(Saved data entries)
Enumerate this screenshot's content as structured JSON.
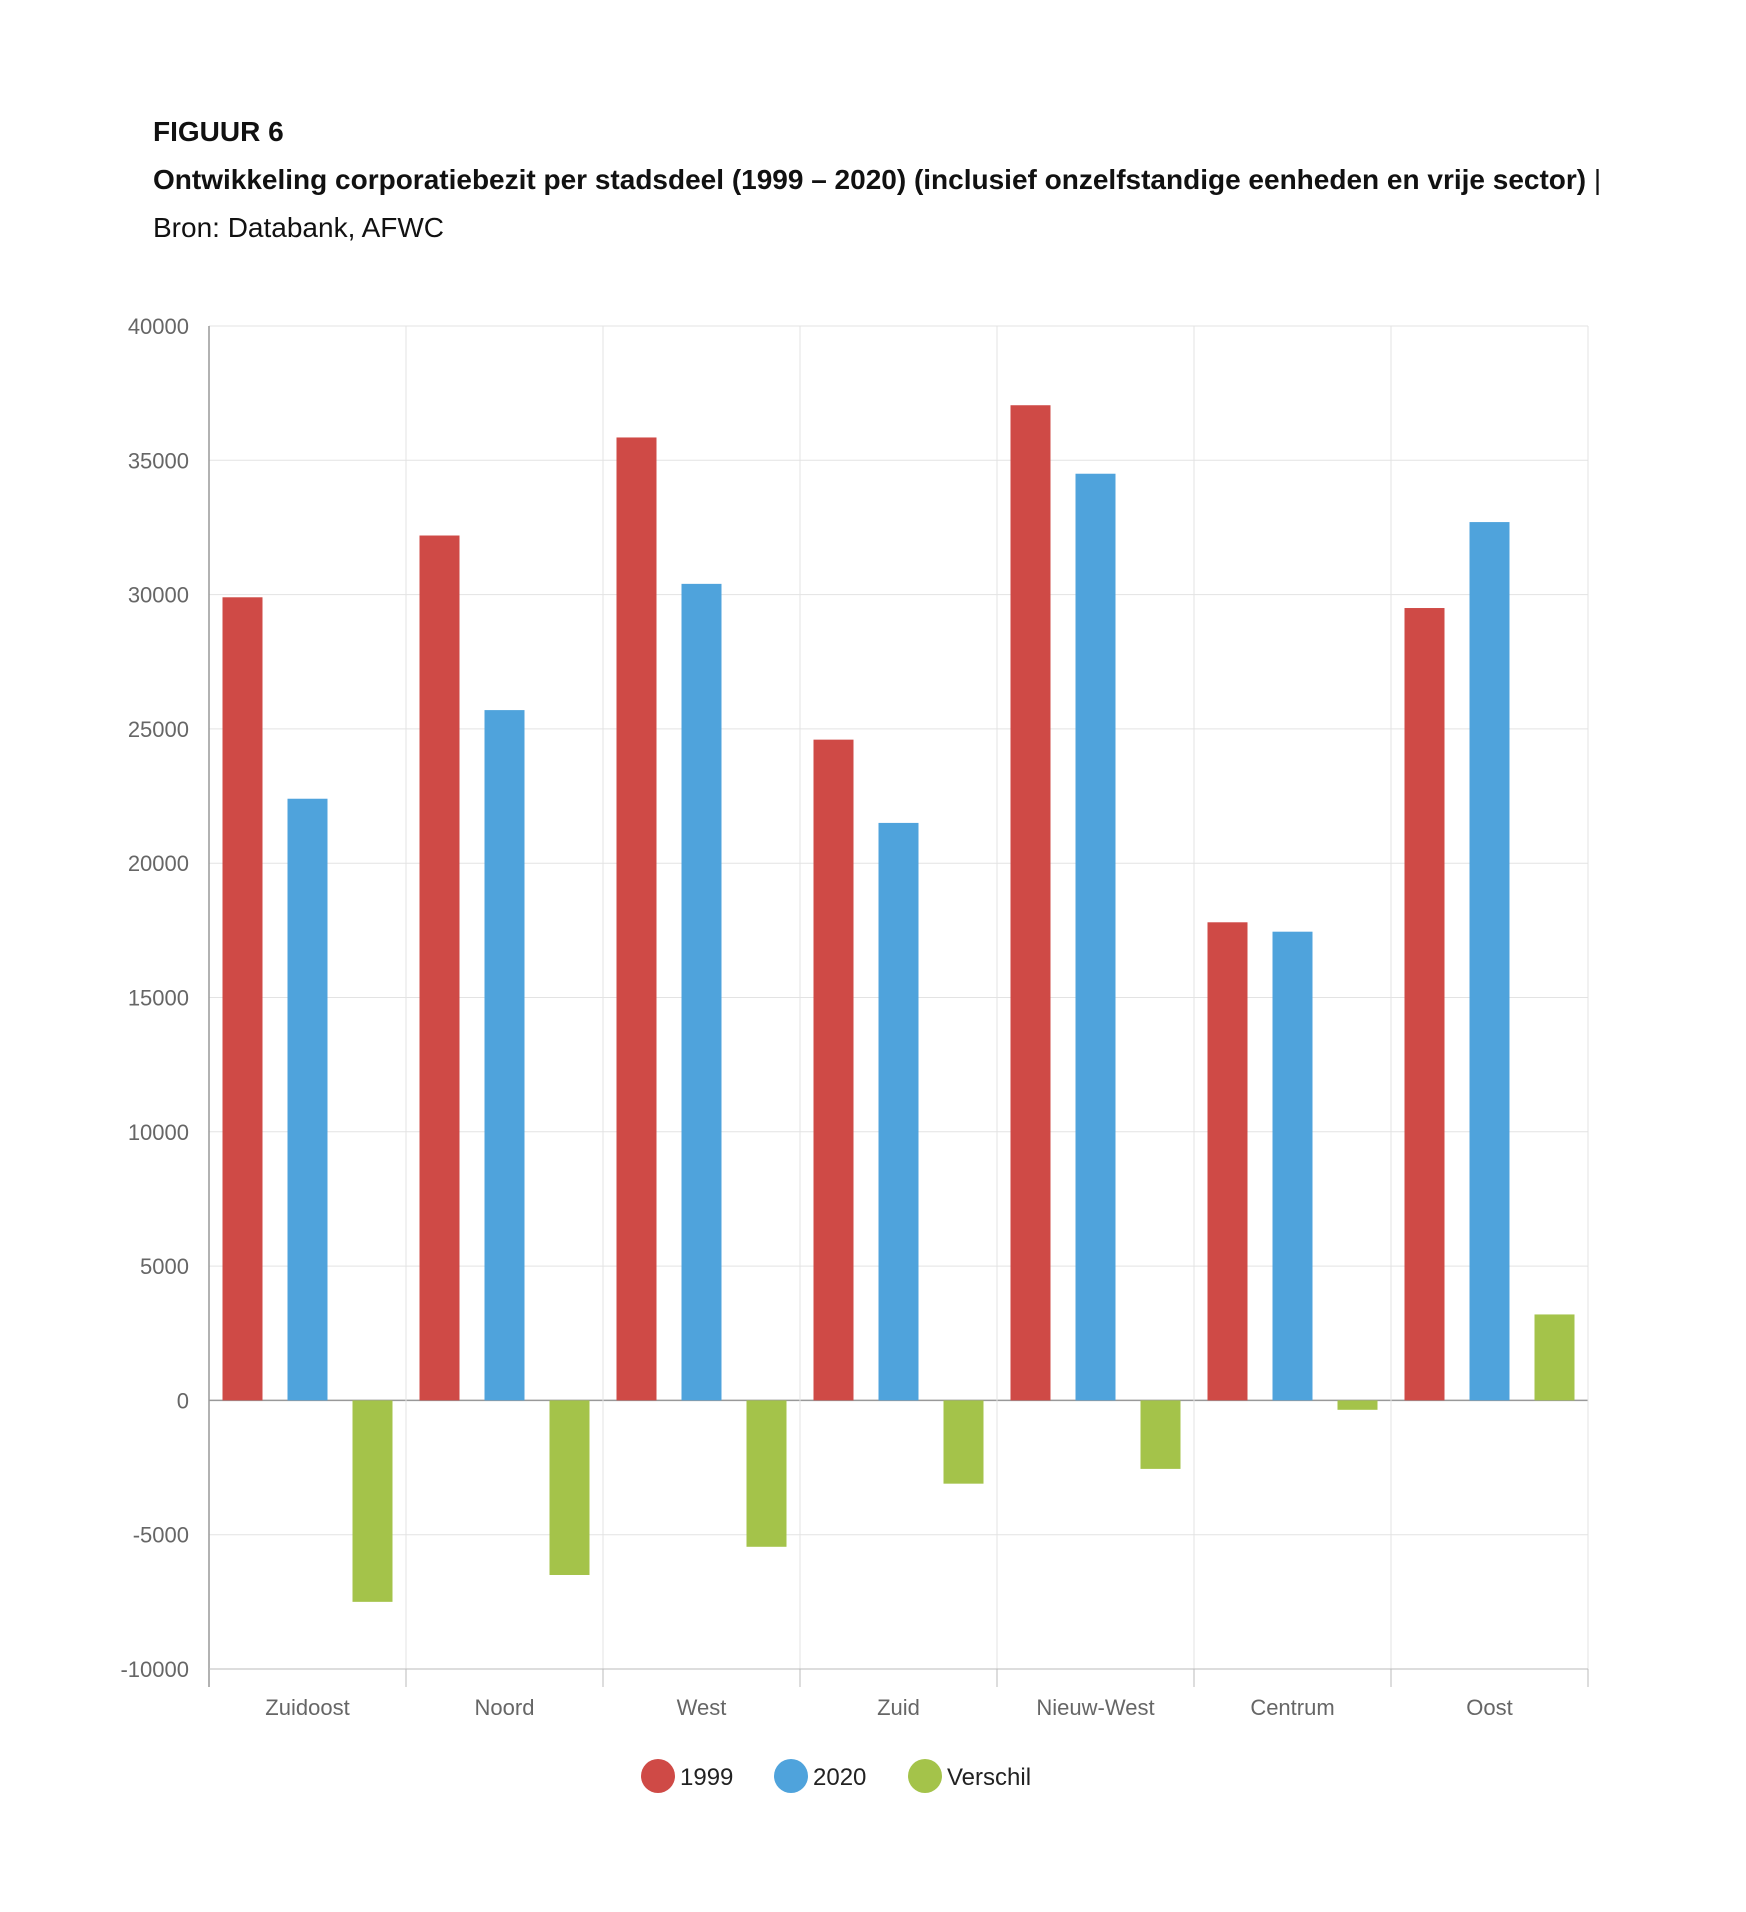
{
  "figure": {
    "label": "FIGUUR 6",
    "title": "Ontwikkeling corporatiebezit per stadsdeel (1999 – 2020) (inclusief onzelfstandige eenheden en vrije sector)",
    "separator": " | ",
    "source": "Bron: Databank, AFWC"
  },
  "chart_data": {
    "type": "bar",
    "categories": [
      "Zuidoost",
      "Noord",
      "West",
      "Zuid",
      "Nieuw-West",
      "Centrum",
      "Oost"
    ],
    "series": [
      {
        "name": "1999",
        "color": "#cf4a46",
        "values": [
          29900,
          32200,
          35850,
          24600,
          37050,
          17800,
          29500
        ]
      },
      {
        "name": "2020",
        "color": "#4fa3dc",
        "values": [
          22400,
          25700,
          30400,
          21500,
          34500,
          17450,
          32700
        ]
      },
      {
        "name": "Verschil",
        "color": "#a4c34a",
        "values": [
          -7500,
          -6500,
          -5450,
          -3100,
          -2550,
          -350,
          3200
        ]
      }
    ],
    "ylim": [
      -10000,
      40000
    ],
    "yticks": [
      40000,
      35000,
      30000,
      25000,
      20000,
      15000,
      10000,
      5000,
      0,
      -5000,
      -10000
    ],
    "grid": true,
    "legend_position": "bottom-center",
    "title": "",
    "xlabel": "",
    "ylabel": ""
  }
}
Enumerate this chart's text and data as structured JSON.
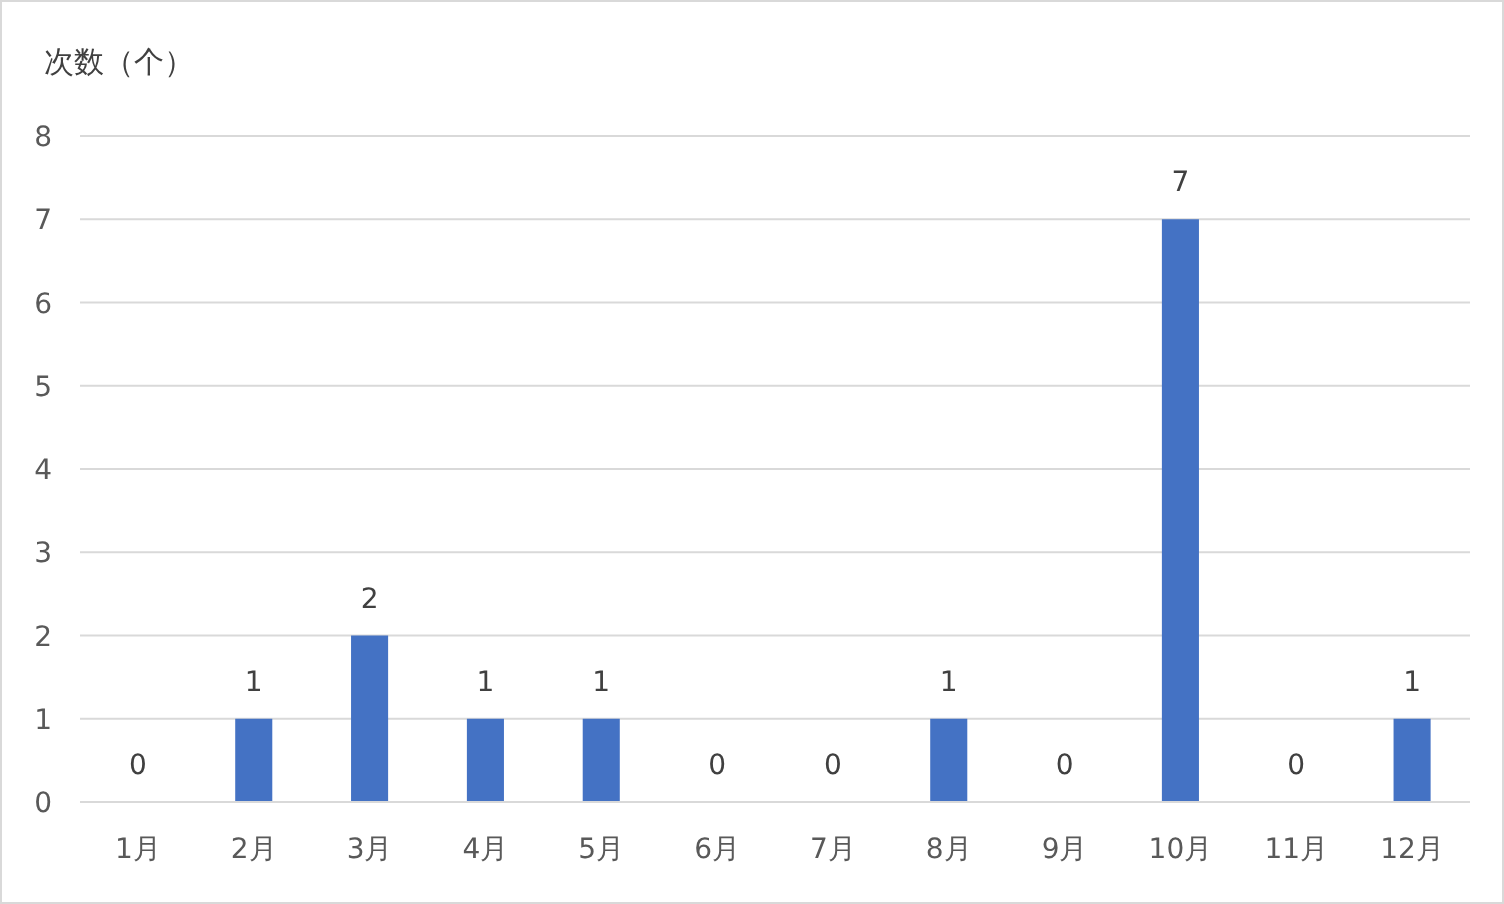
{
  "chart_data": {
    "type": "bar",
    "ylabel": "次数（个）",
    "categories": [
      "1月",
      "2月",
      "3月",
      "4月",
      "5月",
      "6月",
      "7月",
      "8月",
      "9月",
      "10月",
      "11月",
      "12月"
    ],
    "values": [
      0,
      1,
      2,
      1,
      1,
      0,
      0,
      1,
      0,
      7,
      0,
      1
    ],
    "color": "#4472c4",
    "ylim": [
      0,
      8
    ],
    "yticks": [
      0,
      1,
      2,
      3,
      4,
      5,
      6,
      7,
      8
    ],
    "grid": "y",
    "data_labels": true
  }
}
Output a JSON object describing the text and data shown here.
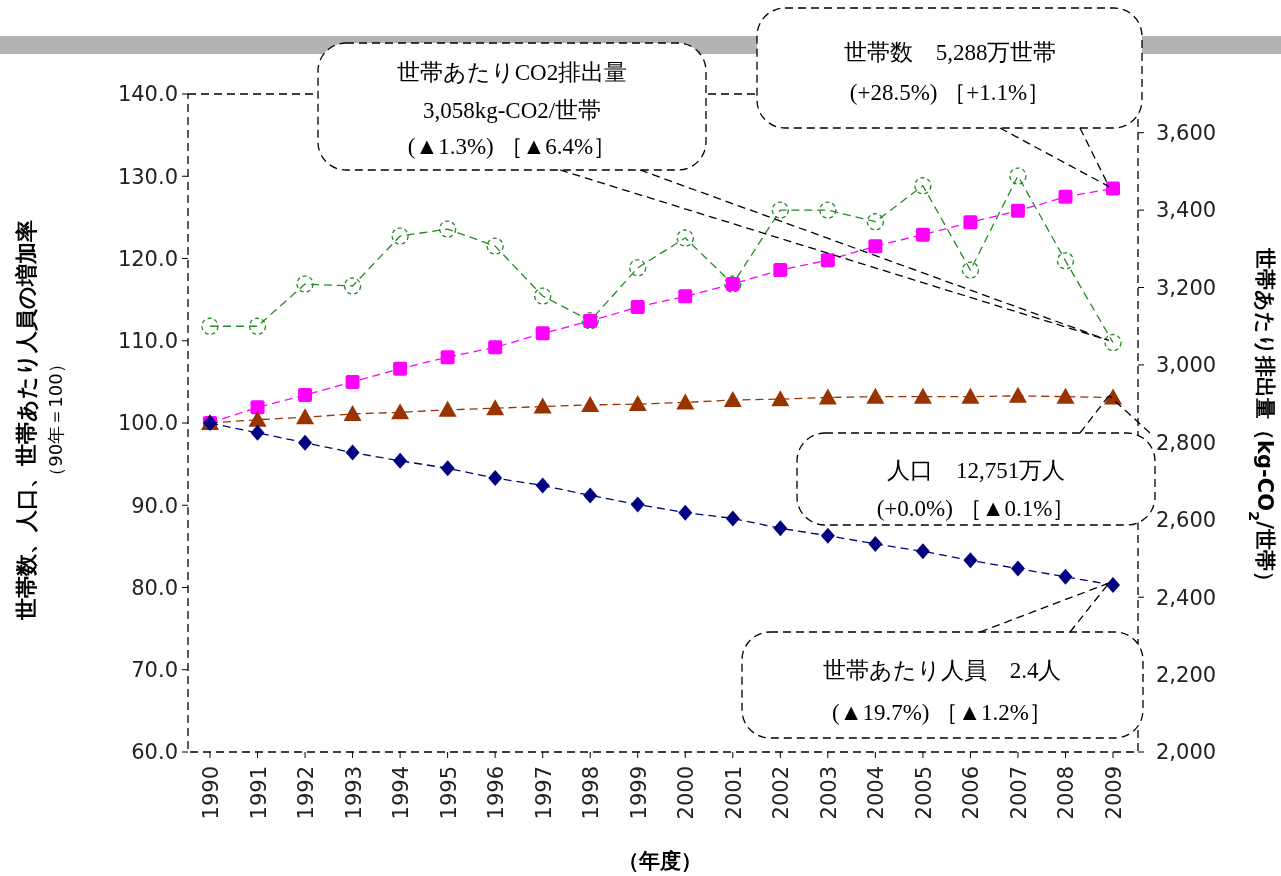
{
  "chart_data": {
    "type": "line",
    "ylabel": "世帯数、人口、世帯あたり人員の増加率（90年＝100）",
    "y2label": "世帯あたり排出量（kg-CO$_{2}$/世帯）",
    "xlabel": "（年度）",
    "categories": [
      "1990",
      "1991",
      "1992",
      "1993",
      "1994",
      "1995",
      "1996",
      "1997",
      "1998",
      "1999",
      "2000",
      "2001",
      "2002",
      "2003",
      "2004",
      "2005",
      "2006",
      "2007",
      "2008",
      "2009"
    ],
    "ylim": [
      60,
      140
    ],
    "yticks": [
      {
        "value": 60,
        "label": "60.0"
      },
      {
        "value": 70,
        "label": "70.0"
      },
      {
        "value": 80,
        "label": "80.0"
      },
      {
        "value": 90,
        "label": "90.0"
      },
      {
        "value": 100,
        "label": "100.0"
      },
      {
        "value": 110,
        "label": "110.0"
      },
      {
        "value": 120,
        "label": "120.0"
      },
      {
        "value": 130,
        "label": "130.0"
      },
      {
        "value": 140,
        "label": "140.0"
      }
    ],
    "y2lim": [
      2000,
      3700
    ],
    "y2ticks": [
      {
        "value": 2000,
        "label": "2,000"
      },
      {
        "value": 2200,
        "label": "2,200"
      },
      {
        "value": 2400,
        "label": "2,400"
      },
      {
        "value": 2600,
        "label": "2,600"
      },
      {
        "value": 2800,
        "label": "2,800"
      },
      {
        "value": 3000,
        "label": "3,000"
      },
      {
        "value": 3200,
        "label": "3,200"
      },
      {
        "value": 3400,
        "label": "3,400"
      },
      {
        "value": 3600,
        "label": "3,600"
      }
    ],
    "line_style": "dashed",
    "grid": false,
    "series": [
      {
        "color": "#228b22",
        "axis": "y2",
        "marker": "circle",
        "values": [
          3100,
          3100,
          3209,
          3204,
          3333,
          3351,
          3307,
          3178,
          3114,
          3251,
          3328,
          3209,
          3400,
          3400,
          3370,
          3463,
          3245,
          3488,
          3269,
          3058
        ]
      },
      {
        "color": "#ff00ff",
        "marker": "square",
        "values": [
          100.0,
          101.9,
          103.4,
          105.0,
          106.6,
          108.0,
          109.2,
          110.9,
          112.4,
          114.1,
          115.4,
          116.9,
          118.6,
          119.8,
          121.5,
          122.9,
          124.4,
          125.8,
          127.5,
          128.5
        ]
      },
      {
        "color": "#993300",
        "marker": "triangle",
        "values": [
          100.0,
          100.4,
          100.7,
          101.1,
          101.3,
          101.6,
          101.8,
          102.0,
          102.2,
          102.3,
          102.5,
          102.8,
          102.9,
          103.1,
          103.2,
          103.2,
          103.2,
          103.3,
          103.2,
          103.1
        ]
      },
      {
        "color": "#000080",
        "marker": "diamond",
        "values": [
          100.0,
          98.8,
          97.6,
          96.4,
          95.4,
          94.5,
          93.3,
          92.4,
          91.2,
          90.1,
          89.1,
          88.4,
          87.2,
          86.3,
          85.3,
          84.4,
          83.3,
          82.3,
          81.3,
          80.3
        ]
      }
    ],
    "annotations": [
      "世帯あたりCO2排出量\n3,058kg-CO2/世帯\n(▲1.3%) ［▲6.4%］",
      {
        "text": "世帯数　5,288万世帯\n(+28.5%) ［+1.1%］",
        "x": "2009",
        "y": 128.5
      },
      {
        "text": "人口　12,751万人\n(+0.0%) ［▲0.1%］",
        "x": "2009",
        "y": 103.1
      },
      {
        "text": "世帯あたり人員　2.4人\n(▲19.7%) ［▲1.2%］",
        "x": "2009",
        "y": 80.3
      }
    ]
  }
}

#### [Description of the task]
Images must not appear in the copy; reproduce everything else in the records verbatim.

#### [Result]
Enumerate this screenshot's content as structured JSON.
{
  "figure": {
    "label": "FIGUUR 6",
    "title": "Ontwikkeling corporatiebezit per stadsdeel (1999 – 2020) (inclusief onzelfstandige eenheden en vrije sector)",
    "separator": " | ",
    "source": "Bron: Databank, AFWC"
  },
  "chart_data": {
    "type": "bar",
    "categories": [
      "Zuidoost",
      "Noord",
      "West",
      "Zuid",
      "Nieuw-West",
      "Centrum",
      "Oost"
    ],
    "series": [
      {
        "name": "1999",
        "color": "#cf4a46",
        "values": [
          29900,
          32200,
          35850,
          24600,
          37050,
          17800,
          29500
        ]
      },
      {
        "name": "2020",
        "color": "#4fa3dc",
        "values": [
          22400,
          25700,
          30400,
          21500,
          34500,
          17450,
          32700
        ]
      },
      {
        "name": "Verschil",
        "color": "#a4c34a",
        "values": [
          -7500,
          -6500,
          -5450,
          -3100,
          -2550,
          -350,
          3200
        ]
      }
    ],
    "ylim": [
      -10000,
      40000
    ],
    "yticks": [
      40000,
      35000,
      30000,
      25000,
      20000,
      15000,
      10000,
      5000,
      0,
      -5000,
      -10000
    ],
    "grid": true,
    "legend_position": "bottom-center",
    "title": "",
    "xlabel": "",
    "ylabel": ""
  }
}
Enumerate this chart's text and data as structured JSON.
{
  "chart_data": {
    "type": "bar",
    "ylabel": "次数（个）",
    "categories": [
      "1月",
      "2月",
      "3月",
      "4月",
      "5月",
      "6月",
      "7月",
      "8月",
      "9月",
      "10月",
      "11月",
      "12月"
    ],
    "values": [
      0,
      1,
      2,
      1,
      1,
      0,
      0,
      1,
      0,
      7,
      0,
      1
    ],
    "color": "#4472c4",
    "ylim": [
      0,
      8
    ],
    "yticks": [
      0,
      1,
      2,
      3,
      4,
      5,
      6,
      7,
      8
    ],
    "grid": "y",
    "data_labels": true
  }
}
Output a JSON object describing the text and data shown here.
{
  "chart_data": {
    "type": "line",
    "ylabel": "世帯数、人口、世帯あたり人員の増加率（90年＝100）",
    "y2label": "世帯あたり排出量（kg-CO$_{2}$/世帯）",
    "xlabel": "（年度）",
    "categories": [
      "1990",
      "1991",
      "1992",
      "1993",
      "1994",
      "1995",
      "1996",
      "1997",
      "1998",
      "1999",
      "2000",
      "2001",
      "2002",
      "2003",
      "2004",
      "2005",
      "2006",
      "2007",
      "2008",
      "2009"
    ],
    "ylim": [
      60,
      140
    ],
    "yticks": [
      {
        "value": 60,
        "label": "60.0"
      },
      {
        "value": 70,
        "label": "70.0"
      },
      {
        "value": 80,
        "label": "80.0"
      },
      {
        "value": 90,
        "label": "90.0"
      },
      {
        "value": 100,
        "label": "100.0"
      },
      {
        "value": 110,
        "label": "110.0"
      },
      {
        "value": 120,
        "label": "120.0"
      },
      {
        "value": 130,
        "label": "130.0"
      },
      {
        "value": 140,
        "label": "140.0"
      }
    ],
    "y2lim": [
      2000,
      3700
    ],
    "y2ticks": [
      {
        "value": 2000,
        "label": "2,000"
      },
      {
        "value": 2200,
        "label": "2,200"
      },
      {
        "value": 2400,
        "label": "2,400"
      },
      {
        "value": 2600,
        "label": "2,600"
      },
      {
        "value": 2800,
        "label": "2,800"
      },
      {
        "value": 3000,
        "label": "3,000"
      },
      {
        "value": 3200,
        "label": "3,200"
      },
      {
        "value": 3400,
        "label": "3,400"
      },
      {
        "value": 3600,
        "label": "3,600"
      }
    ],
    "line_style": "dashed",
    "grid": false,
    "series": [
      {
        "color": "#228b22",
        "axis": "y2",
        "marker": "circle",
        "values": [
          3100,
          3100,
          3209,
          3204,
          3333,
          3351,
          3307,
          3178,
          3114,
          3251,
          3328,
          3209,
          3400,
          3400,
          3370,
          3463,
          3245,
          3488,
          3269,
          3058
        ]
      },
      {
        "color": "#ff00ff",
        "marker": "square",
        "values": [
          100.0,
          101.9,
          103.4,
          105.0,
          106.6,
          108.0,
          109.2,
          110.9,
          112.4,
          114.1,
          115.4,
          116.9,
          118.6,
          119.8,
          121.5,
          122.9,
          124.4,
          125.8,
          127.5,
          128.5
        ]
      },
      {
        "color": "#993300",
        "marker": "triangle",
        "values": [
          100.0,
          100.4,
          100.7,
          101.1,
          101.3,
          101.6,
          101.8,
          102.0,
          102.2,
          102.3,
          102.5,
          102.8,
          102.9,
          103.1,
          103.2,
          103.2,
          103.2,
          103.3,
          103.2,
          103.1
        ]
      },
      {
        "color": "#000080",
        "marker": "diamond",
        "values": [
          100.0,
          98.8,
          97.6,
          96.4,
          95.4,
          94.5,
          93.3,
          92.4,
          91.2,
          90.1,
          89.1,
          88.4,
          87.2,
          86.3,
          85.3,
          84.4,
          83.3,
          82.3,
          81.3,
          80.3
        ]
      }
    ],
    "annotations": [
      "世帯あたりCO2排出量\n3,058kg-CO2/世帯\n(▲1.3%) ［▲6.4%］",
      {
        "text": "世帯数　5,288万世帯\n(+28.5%) ［+1.1%］",
        "x": "2009",
        "y": 128.5
      },
      {
        "text": "人口　12,751万人\n(+0.0%) ［▲0.1%］",
        "x": "2009",
        "y": 103.1
      },
      {
        "text": "世帯あたり人員　2.4人\n(▲19.7%) ［▲1.2%］",
        "x": "2009",
        "y": 80.3
      }
    ]
  }
}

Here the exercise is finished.